* Exercise brief: Without including any images, reproduce each entry exactly.

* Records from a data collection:
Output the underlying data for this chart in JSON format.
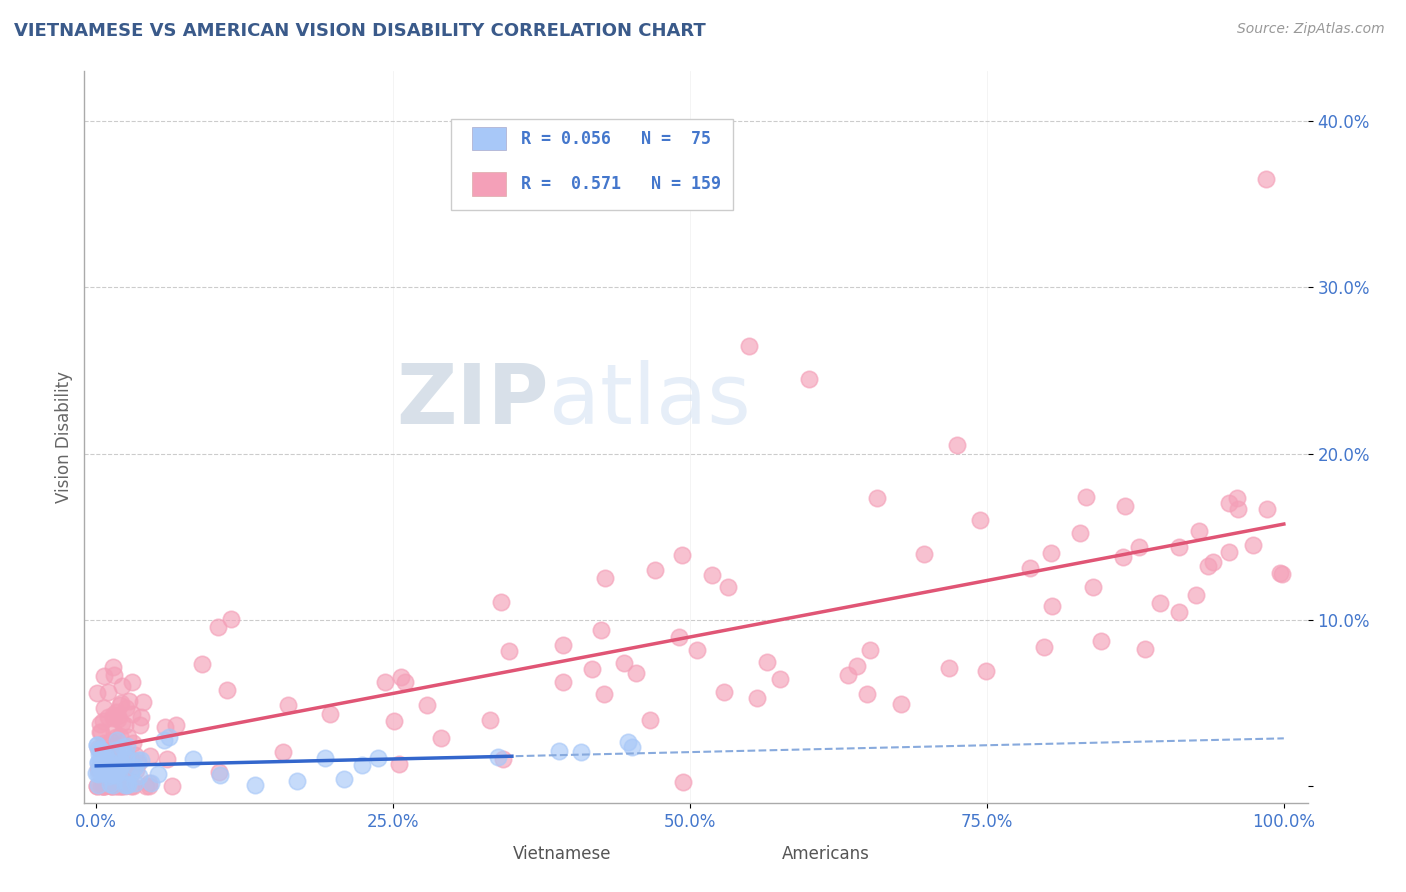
{
  "title": "VIETNAMESE VS AMERICAN VISION DISABILITY CORRELATION CHART",
  "source": "Source: ZipAtlas.com",
  "ylabel": "Vision Disability",
  "xlim": [
    -0.01,
    1.02
  ],
  "ylim": [
    -0.01,
    0.43
  ],
  "yticks": [
    0.0,
    0.1,
    0.2,
    0.3,
    0.4
  ],
  "ytick_labels": [
    "",
    "10.0%",
    "20.0%",
    "30.0%",
    "40.0%"
  ],
  "xticks": [
    0.0,
    0.25,
    0.5,
    0.75,
    1.0
  ],
  "xtick_labels": [
    "0.0%",
    "25.0%",
    "50.0%",
    "75.0%",
    "100.0%"
  ],
  "color_vietnamese": "#a8c8f8",
  "color_americans": "#f4a0b8",
  "trend_color_vietnamese_solid": "#3366cc",
  "trend_color_vietnamese_dashed": "#88aadd",
  "trend_color_americans": "#e05575",
  "title_color": "#3a5a8a",
  "axis_color": "#aaaaaa",
  "grid_color": "#cccccc",
  "legend_text_color": "#4477cc",
  "watermark_color": "#d8e8f4",
  "legend_r1": "R = 0.056",
  "legend_n1": "N =  75",
  "legend_r2": "R =  0.571",
  "legend_n2": "N = 159"
}
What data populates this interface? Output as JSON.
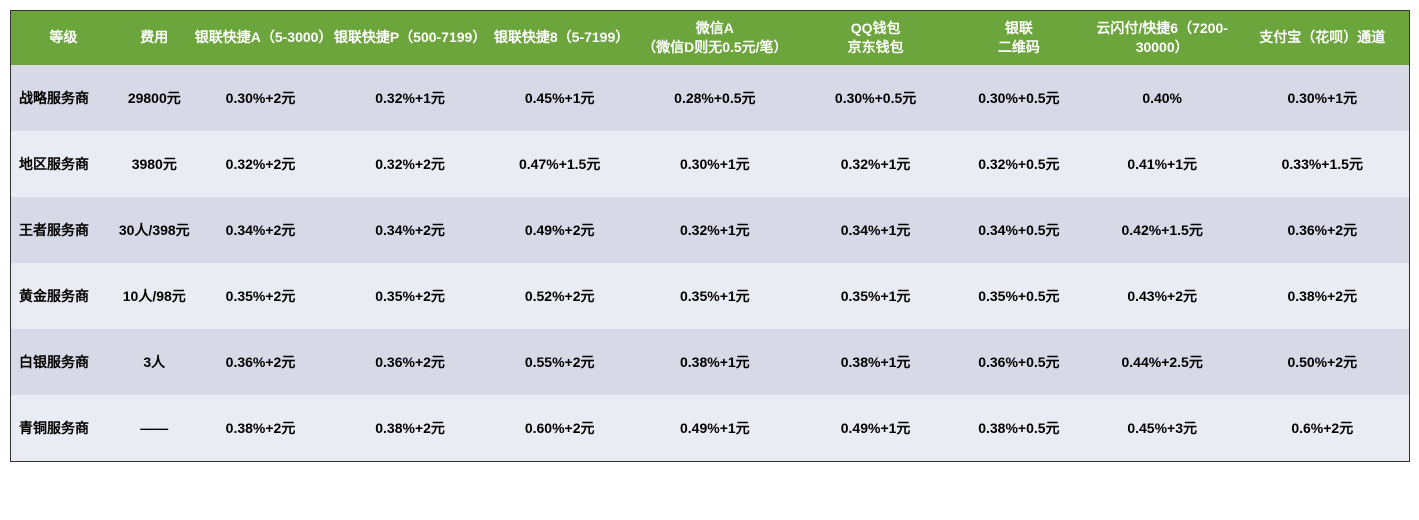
{
  "table": {
    "type": "table",
    "header_bg": "#6ca53b",
    "header_text_color": "#ffffff",
    "row_colors": [
      "#d7d9e6",
      "#eaecf3"
    ],
    "border_color": "#333333",
    "cell_text_color": "#000000",
    "header_fontsize": 14,
    "cell_fontsize": 14,
    "font_weight": "bold",
    "col_widths_pct": [
      7.5,
      5.5,
      9.7,
      11.7,
      9.7,
      12.5,
      10.5,
      10.0,
      10.5,
      12.4
    ],
    "columns": [
      "等级",
      "费用",
      "银联快捷A（5-3000）",
      "银联快捷P（500-7199）",
      "银联快捷8（5-7199）",
      "微信A\n（微信D则无0.5元/笔）",
      "QQ钱包\n京东钱包",
      "银联\n二维码",
      "云闪付/快捷6（7200-30000）",
      "支付宝（花呗）通道"
    ],
    "rows": [
      [
        "战略服务商",
        "29800元",
        "0.30%+2元",
        "0.32%+1元",
        "0.45%+1元",
        "0.28%+0.5元",
        "0.30%+0.5元",
        "0.30%+0.5元",
        "0.40%",
        "0.30%+1元"
      ],
      [
        "地区服务商",
        "3980元",
        "0.32%+2元",
        "0.32%+2元",
        "0.47%+1.5元",
        "0.30%+1元",
        "0.32%+1元",
        "0.32%+0.5元",
        "0.41%+1元",
        "0.33%+1.5元"
      ],
      [
        "王者服务商",
        "30人/398元",
        "0.34%+2元",
        "0.34%+2元",
        "0.49%+2元",
        "0.32%+1元",
        "0.34%+1元",
        "0.34%+0.5元",
        "0.42%+1.5元",
        "0.36%+2元"
      ],
      [
        "黄金服务商",
        "10人/98元",
        "0.35%+2元",
        "0.35%+2元",
        "0.52%+2元",
        "0.35%+1元",
        "0.35%+1元",
        "0.35%+0.5元",
        "0.43%+2元",
        "0.38%+2元"
      ],
      [
        "白银服务商",
        "3人",
        "0.36%+2元",
        "0.36%+2元",
        "0.55%+2元",
        "0.38%+1元",
        "0.38%+1元",
        "0.36%+0.5元",
        "0.44%+2.5元",
        "0.50%+2元"
      ],
      [
        "青铜服务商",
        "——",
        "0.38%+2元",
        "0.38%+2元",
        "0.60%+2元",
        "0.49%+1元",
        "0.49%+1元",
        "0.38%+0.5元",
        "0.45%+3元",
        "0.6%+2元"
      ]
    ]
  }
}
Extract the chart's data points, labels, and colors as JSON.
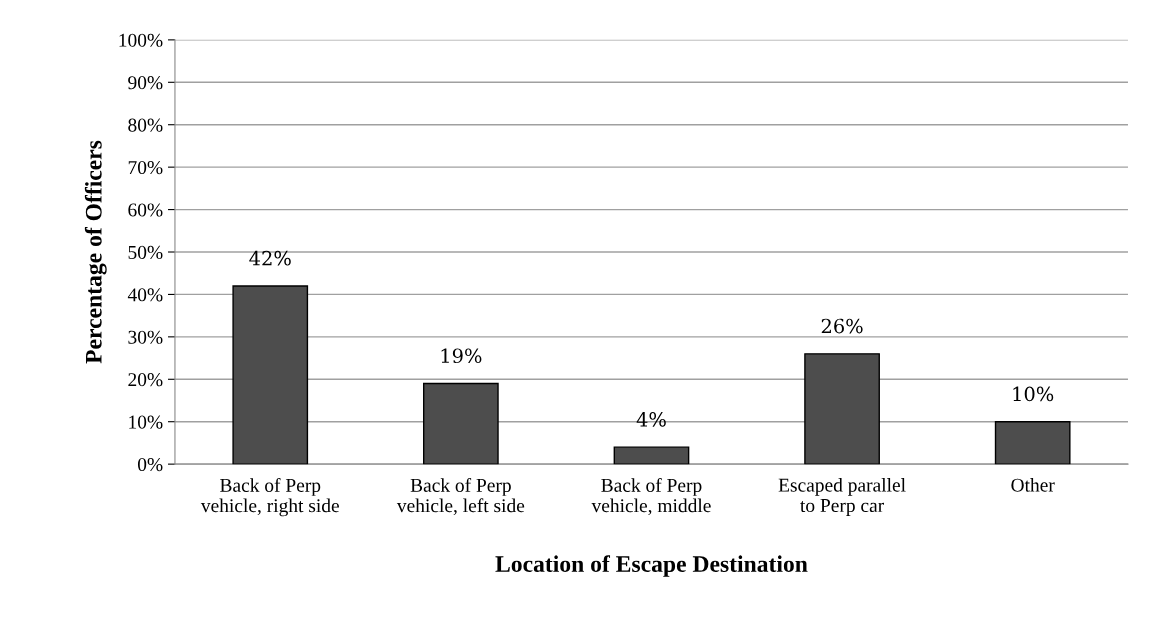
{
  "chart_data": {
    "type": "bar",
    "xlabel": "Location of Escape Destination",
    "ylabel": "Percentage of Officers",
    "categories": [
      "Back of Perp\nvehicle, right side",
      "Back of Perp\nvehicle, left side",
      "Back of Perp\nvehicle, middle",
      "Escaped parallel\nto Perp car",
      "Other"
    ],
    "values": [
      42,
      19,
      4,
      26,
      10
    ],
    "value_labels": [
      "42%",
      "19%",
      "4%",
      "26%",
      "10%"
    ],
    "color": "#4d4d4d",
    "ylim": [
      0,
      100
    ],
    "yticks": [
      {
        "value": 0,
        "label": "0%"
      },
      {
        "value": 10,
        "label": "10%"
      },
      {
        "value": 20,
        "label": "20%"
      },
      {
        "value": 30,
        "label": "30%"
      },
      {
        "value": 40,
        "label": "40%"
      },
      {
        "value": 50,
        "label": "50%"
      },
      {
        "value": 60,
        "label": "60%"
      },
      {
        "value": 70,
        "label": "70%"
      },
      {
        "value": 80,
        "label": "80%"
      },
      {
        "value": 90,
        "label": "90%"
      },
      {
        "value": 100,
        "label": "100%"
      }
    ],
    "grid": "y",
    "legend": false
  }
}
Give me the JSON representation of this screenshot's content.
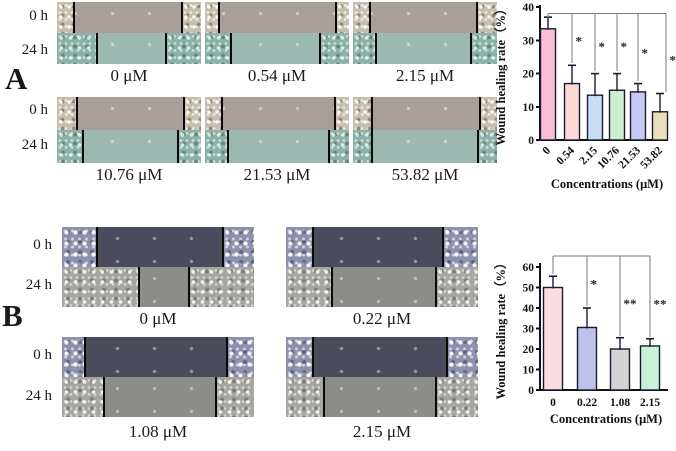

* The response:
Output the underlying data for this chart in JSON format.
{
  "title": "VIETNAMESE VS AMERICAN VISION DISABILITY CORRELATION CHART",
  "source": "Source: ZipAtlas.com",
  "ylabel": "Vision Disability",
  "xlim": [
    -0.01,
    1.02
  ],
  "ylim": [
    -0.01,
    0.43
  ],
  "yticks": [
    0.0,
    0.1,
    0.2,
    0.3,
    0.4
  ],
  "ytick_labels": [
    "",
    "10.0%",
    "20.0%",
    "30.0%",
    "40.0%"
  ],
  "xticks": [
    0.0,
    0.25,
    0.5,
    0.75,
    1.0
  ],
  "xtick_labels": [
    "0.0%",
    "25.0%",
    "50.0%",
    "75.0%",
    "100.0%"
  ],
  "color_vietnamese": "#a8c8f8",
  "color_americans": "#f4a0b8",
  "trend_color_vietnamese_solid": "#3366cc",
  "trend_color_vietnamese_dashed": "#88aadd",
  "trend_color_americans": "#e05575",
  "title_color": "#3a5a8a",
  "axis_color": "#aaaaaa",
  "grid_color": "#cccccc",
  "legend_text_color": "#4477cc",
  "watermark_color": "#d8e8f4",
  "legend_r1": "R = 0.056",
  "legend_n1": "N =  75",
  "legend_r2": "R =  0.571",
  "legend_n2": "N = 159"
}
What data populates this interface? Output as JSON.
{
  "table": {
    "type": "table",
    "header_bg": "#6ca53b",
    "header_text_color": "#ffffff",
    "row_colors": [
      "#d7d9e6",
      "#eaecf3"
    ],
    "border_color": "#333333",
    "cell_text_color": "#000000",
    "header_fontsize": 14,
    "cell_fontsize": 14,
    "font_weight": "bold",
    "col_widths_pct": [
      7.5,
      5.5,
      9.7,
      11.7,
      9.7,
      12.5,
      10.5,
      10.0,
      10.5,
      12.4
    ],
    "columns": [
      "等级",
      "费用",
      "银联快捷A（5-3000）",
      "银联快捷P（500-7199）",
      "银联快捷8（5-7199）",
      "微信A\n（微信D则无0.5元/笔）",
      "QQ钱包\n京东钱包",
      "银联\n二维码",
      "云闪付/快捷6（7200-30000）",
      "支付宝（花呗）通道"
    ],
    "rows": [
      [
        "战略服务商",
        "29800元",
        "0.30%+2元",
        "0.32%+1元",
        "0.45%+1元",
        "0.28%+0.5元",
        "0.30%+0.5元",
        "0.30%+0.5元",
        "0.40%",
        "0.30%+1元"
      ],
      [
        "地区服务商",
        "3980元",
        "0.32%+2元",
        "0.32%+2元",
        "0.47%+1.5元",
        "0.30%+1元",
        "0.32%+1元",
        "0.32%+0.5元",
        "0.41%+1元",
        "0.33%+1.5元"
      ],
      [
        "王者服务商",
        "30人/398元",
        "0.34%+2元",
        "0.34%+2元",
        "0.49%+2元",
        "0.32%+1元",
        "0.34%+1元",
        "0.34%+0.5元",
        "0.42%+1.5元",
        "0.36%+2元"
      ],
      [
        "黄金服务商",
        "10人/98元",
        "0.35%+2元",
        "0.35%+2元",
        "0.52%+2元",
        "0.35%+1元",
        "0.35%+1元",
        "0.35%+0.5元",
        "0.43%+2元",
        "0.38%+2元"
      ],
      [
        "白银服务商",
        "3人",
        "0.36%+2元",
        "0.36%+2元",
        "0.55%+2元",
        "0.38%+1元",
        "0.38%+1元",
        "0.36%+0.5元",
        "0.44%+2.5元",
        "0.50%+2元"
      ],
      [
        "青铜服务商",
        "——",
        "0.38%+2元",
        "0.38%+2元",
        "0.60%+2元",
        "0.49%+1元",
        "0.49%+1元",
        "0.38%+0.5元",
        "0.45%+3元",
        "0.6%+2元"
      ]
    ]
  }
}
Extract the chart's data points, labels, and colors as JSON.
{
  "chart_data": {
    "type": "bar",
    "xlabel": "Location of Escape Destination",
    "ylabel": "Percentage of Officers",
    "categories": [
      "Back of Perp\nvehicle, right side",
      "Back of Perp\nvehicle, left side",
      "Back of Perp\nvehicle, middle",
      "Escaped parallel\nto Perp car",
      "Other"
    ],
    "values": [
      42,
      19,
      4,
      26,
      10
    ],
    "value_labels": [
      "42%",
      "19%",
      "4%",
      "26%",
      "10%"
    ],
    "color": "#4d4d4d",
    "ylim": [
      0,
      100
    ],
    "yticks": [
      {
        "value": 0,
        "label": "0%"
      },
      {
        "value": 10,
        "label": "10%"
      },
      {
        "value": 20,
        "label": "20%"
      },
      {
        "value": 30,
        "label": "30%"
      },
      {
        "value": 40,
        "label": "40%"
      },
      {
        "value": 50,
        "label": "50%"
      },
      {
        "value": 60,
        "label": "60%"
      },
      {
        "value": 70,
        "label": "70%"
      },
      {
        "value": 80,
        "label": "80%"
      },
      {
        "value": 90,
        "label": "90%"
      },
      {
        "value": 100,
        "label": "100%"
      }
    ],
    "grid": "y",
    "legend": false
  }
}
Give me the JSON representation of this screenshot's content.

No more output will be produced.